[Spatial layout data]
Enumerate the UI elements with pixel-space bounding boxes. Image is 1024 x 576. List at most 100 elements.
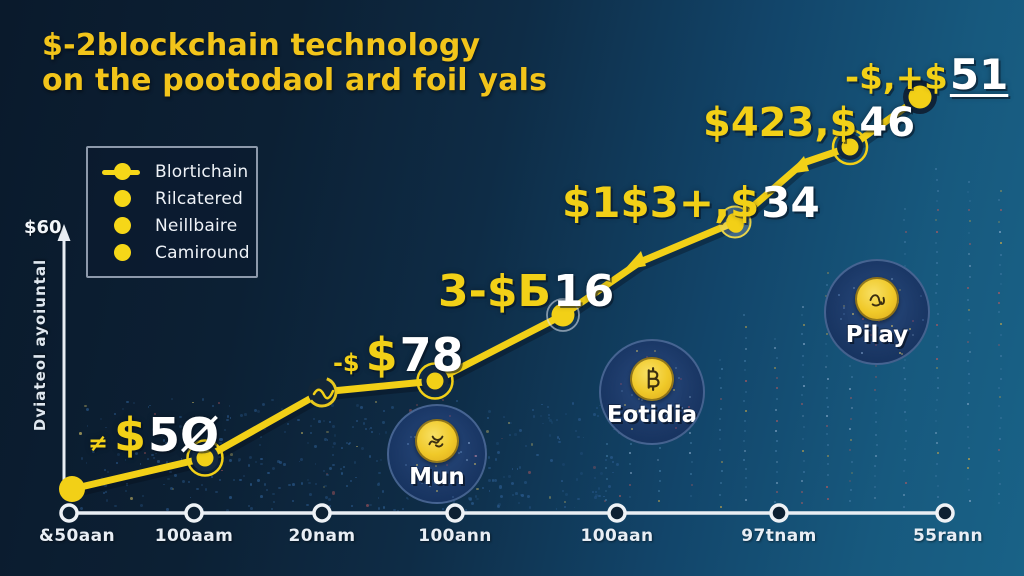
texture-dot <box>443 474 446 477</box>
texture-dot <box>267 471 270 475</box>
texture-dot <box>131 439 135 443</box>
texture-dot <box>421 482 424 485</box>
texture-dot <box>497 450 501 454</box>
texture-dot <box>1000 378 1003 381</box>
texture-dot <box>119 428 121 431</box>
texture-dot <box>689 495 692 498</box>
texture-dot <box>166 508 169 511</box>
texture-dot <box>744 486 747 489</box>
texture-dot <box>397 509 400 513</box>
texture-dot <box>903 252 906 255</box>
texture-dot <box>326 439 329 441</box>
texture-dot <box>211 421 214 424</box>
texture-dot <box>219 441 222 445</box>
texture-dot <box>494 458 498 461</box>
texture-dot <box>776 420 779 423</box>
texture-dot <box>322 420 326 423</box>
texture-dot <box>185 421 188 424</box>
texture-dot <box>744 450 747 453</box>
texture-dot <box>488 466 491 470</box>
texture-dot <box>132 402 135 404</box>
texture-dot <box>826 405 829 408</box>
texture-dot <box>549 418 552 422</box>
texture-dot <box>936 496 939 499</box>
texture-dot <box>313 417 316 421</box>
texture-dot <box>364 418 367 421</box>
texture-dot <box>875 433 878 436</box>
texture-dot <box>466 458 469 461</box>
texture-dot <box>278 486 281 489</box>
texture-dot <box>360 406 364 410</box>
texture-dot <box>773 501 776 504</box>
texture-dot <box>261 402 265 406</box>
texture-dot <box>578 418 582 421</box>
texture-dot <box>228 404 231 407</box>
texture-dot <box>508 475 511 478</box>
texture-dot <box>122 407 125 410</box>
texture-dot <box>776 461 779 464</box>
texture-dot <box>377 507 381 511</box>
texture-dot <box>229 453 233 457</box>
texture-dot <box>744 419 747 422</box>
data-point <box>306 376 338 408</box>
texture-dot <box>147 406 150 408</box>
texture-dot <box>966 425 969 428</box>
texture-dot <box>744 410 747 413</box>
texture-dot <box>936 313 939 316</box>
texture-dot <box>966 435 969 438</box>
texture-dot <box>680 406 683 409</box>
texture-dot <box>903 410 906 413</box>
texture-dot <box>409 436 412 439</box>
texture-dot <box>382 421 385 424</box>
texture-dot <box>413 436 416 438</box>
texture-dot <box>579 452 583 455</box>
texture-dot <box>848 428 851 431</box>
texture-dot <box>80 457 84 460</box>
texture-dot <box>837 294 840 297</box>
texture-dot <box>968 457 971 460</box>
texture-dot <box>900 342 903 345</box>
texture-dot <box>405 496 408 499</box>
texture-dot <box>875 454 878 457</box>
texture-dot <box>968 243 971 246</box>
texture-dot <box>719 397 722 400</box>
texture-dot <box>384 430 388 434</box>
texture-dot <box>244 413 248 416</box>
texture-dot <box>433 482 436 485</box>
texture-dot <box>628 483 631 486</box>
texture-dot <box>719 417 722 420</box>
texture-dot <box>375 401 378 404</box>
texture-dot <box>152 456 156 460</box>
texture-dot <box>935 282 938 285</box>
texture-dot <box>617 414 619 417</box>
texture-dot <box>602 495 605 498</box>
texture-dot <box>934 431 937 434</box>
texture-dot <box>422 465 425 468</box>
texture-dot <box>519 493 522 496</box>
texture-dot <box>935 398 938 401</box>
texture-dot <box>999 263 1002 266</box>
texture-dot <box>999 334 1002 337</box>
texture-dot <box>233 479 236 482</box>
texture-dot <box>498 503 501 506</box>
texture-dot <box>935 230 938 233</box>
texture-dot <box>174 445 177 448</box>
texture-dot <box>106 471 109 474</box>
texture-dot <box>170 487 174 491</box>
legend-item-label: Rilcatered <box>155 188 244 209</box>
texture-dot <box>968 319 971 322</box>
texture-dot <box>936 485 939 488</box>
texture-dot <box>167 477 170 481</box>
texture-dot <box>774 337 777 340</box>
texture-dot <box>79 432 82 436</box>
texture-dot <box>160 433 164 437</box>
texture-dot <box>776 470 779 473</box>
texture-dot <box>147 458 149 460</box>
texture-dot <box>675 426 678 429</box>
texture-dot <box>776 439 779 442</box>
texture-dot <box>966 287 969 290</box>
texture-dot <box>405 463 408 466</box>
texture-dot <box>849 365 852 368</box>
texture-dot <box>377 497 380 500</box>
texture-dot <box>549 458 553 462</box>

_Aim of the task_: Copy every row above character for character, leaving out the picture.

_Output of the task_:
Enumerate the UI elements with pixel-space bounding boxes. Image is 1024 x 576. List at most 100 elements.
texture-dot <box>443 474 446 477</box>
texture-dot <box>267 471 270 475</box>
texture-dot <box>131 439 135 443</box>
texture-dot <box>421 482 424 485</box>
texture-dot <box>497 450 501 454</box>
texture-dot <box>1000 378 1003 381</box>
texture-dot <box>119 428 121 431</box>
texture-dot <box>689 495 692 498</box>
texture-dot <box>166 508 169 511</box>
texture-dot <box>744 486 747 489</box>
texture-dot <box>397 509 400 513</box>
texture-dot <box>903 252 906 255</box>
texture-dot <box>326 439 329 441</box>
texture-dot <box>211 421 214 424</box>
texture-dot <box>219 441 222 445</box>
texture-dot <box>494 458 498 461</box>
texture-dot <box>776 420 779 423</box>
texture-dot <box>322 420 326 423</box>
texture-dot <box>185 421 188 424</box>
texture-dot <box>744 450 747 453</box>
texture-dot <box>488 466 491 470</box>
texture-dot <box>132 402 135 404</box>
texture-dot <box>826 405 829 408</box>
texture-dot <box>549 418 552 422</box>
texture-dot <box>936 496 939 499</box>
texture-dot <box>313 417 316 421</box>
texture-dot <box>364 418 367 421</box>
texture-dot <box>875 433 878 436</box>
texture-dot <box>466 458 469 461</box>
texture-dot <box>278 486 281 489</box>
texture-dot <box>360 406 364 410</box>
texture-dot <box>773 501 776 504</box>
texture-dot <box>261 402 265 406</box>
texture-dot <box>578 418 582 421</box>
texture-dot <box>228 404 231 407</box>
texture-dot <box>508 475 511 478</box>
texture-dot <box>122 407 125 410</box>
texture-dot <box>776 461 779 464</box>
texture-dot <box>377 507 381 511</box>
texture-dot <box>229 453 233 457</box>
texture-dot <box>744 419 747 422</box>
data-point <box>306 376 338 408</box>
texture-dot <box>147 406 150 408</box>
texture-dot <box>966 425 969 428</box>
texture-dot <box>744 410 747 413</box>
texture-dot <box>936 313 939 316</box>
texture-dot <box>966 435 969 438</box>
texture-dot <box>680 406 683 409</box>
texture-dot <box>903 410 906 413</box>
texture-dot <box>409 436 412 439</box>
texture-dot <box>382 421 385 424</box>
texture-dot <box>413 436 416 438</box>
texture-dot <box>579 452 583 455</box>
texture-dot <box>848 428 851 431</box>
texture-dot <box>80 457 84 460</box>
texture-dot <box>837 294 840 297</box>
texture-dot <box>968 457 971 460</box>
texture-dot <box>900 342 903 345</box>
texture-dot <box>405 496 408 499</box>
texture-dot <box>875 454 878 457</box>
texture-dot <box>968 243 971 246</box>
texture-dot <box>719 397 722 400</box>
texture-dot <box>384 430 388 434</box>
texture-dot <box>244 413 248 416</box>
texture-dot <box>433 482 436 485</box>
texture-dot <box>628 483 631 486</box>
texture-dot <box>719 417 722 420</box>
texture-dot <box>375 401 378 404</box>
texture-dot <box>152 456 156 460</box>
texture-dot <box>935 282 938 285</box>
texture-dot <box>617 414 619 417</box>
texture-dot <box>602 495 605 498</box>
texture-dot <box>934 431 937 434</box>
texture-dot <box>422 465 425 468</box>
texture-dot <box>519 493 522 496</box>
texture-dot <box>935 398 938 401</box>
texture-dot <box>999 263 1002 266</box>
texture-dot <box>999 334 1002 337</box>
texture-dot <box>233 479 236 482</box>
texture-dot <box>498 503 501 506</box>
texture-dot <box>935 230 938 233</box>
texture-dot <box>174 445 177 448</box>
texture-dot <box>106 471 109 474</box>
texture-dot <box>170 487 174 491</box>
legend-item-label: Rilcatered <box>155 188 244 209</box>
texture-dot <box>968 319 971 322</box>
texture-dot <box>936 485 939 488</box>
texture-dot <box>167 477 170 481</box>
texture-dot <box>774 337 777 340</box>
texture-dot <box>79 432 82 436</box>
texture-dot <box>160 433 164 437</box>
texture-dot <box>776 470 779 473</box>
texture-dot <box>147 458 149 460</box>
texture-dot <box>675 426 678 429</box>
texture-dot <box>776 439 779 442</box>
texture-dot <box>966 287 969 290</box>
texture-dot <box>405 463 408 466</box>
texture-dot <box>849 365 852 368</box>
texture-dot <box>377 497 380 500</box>
texture-dot <box>549 458 553 462</box>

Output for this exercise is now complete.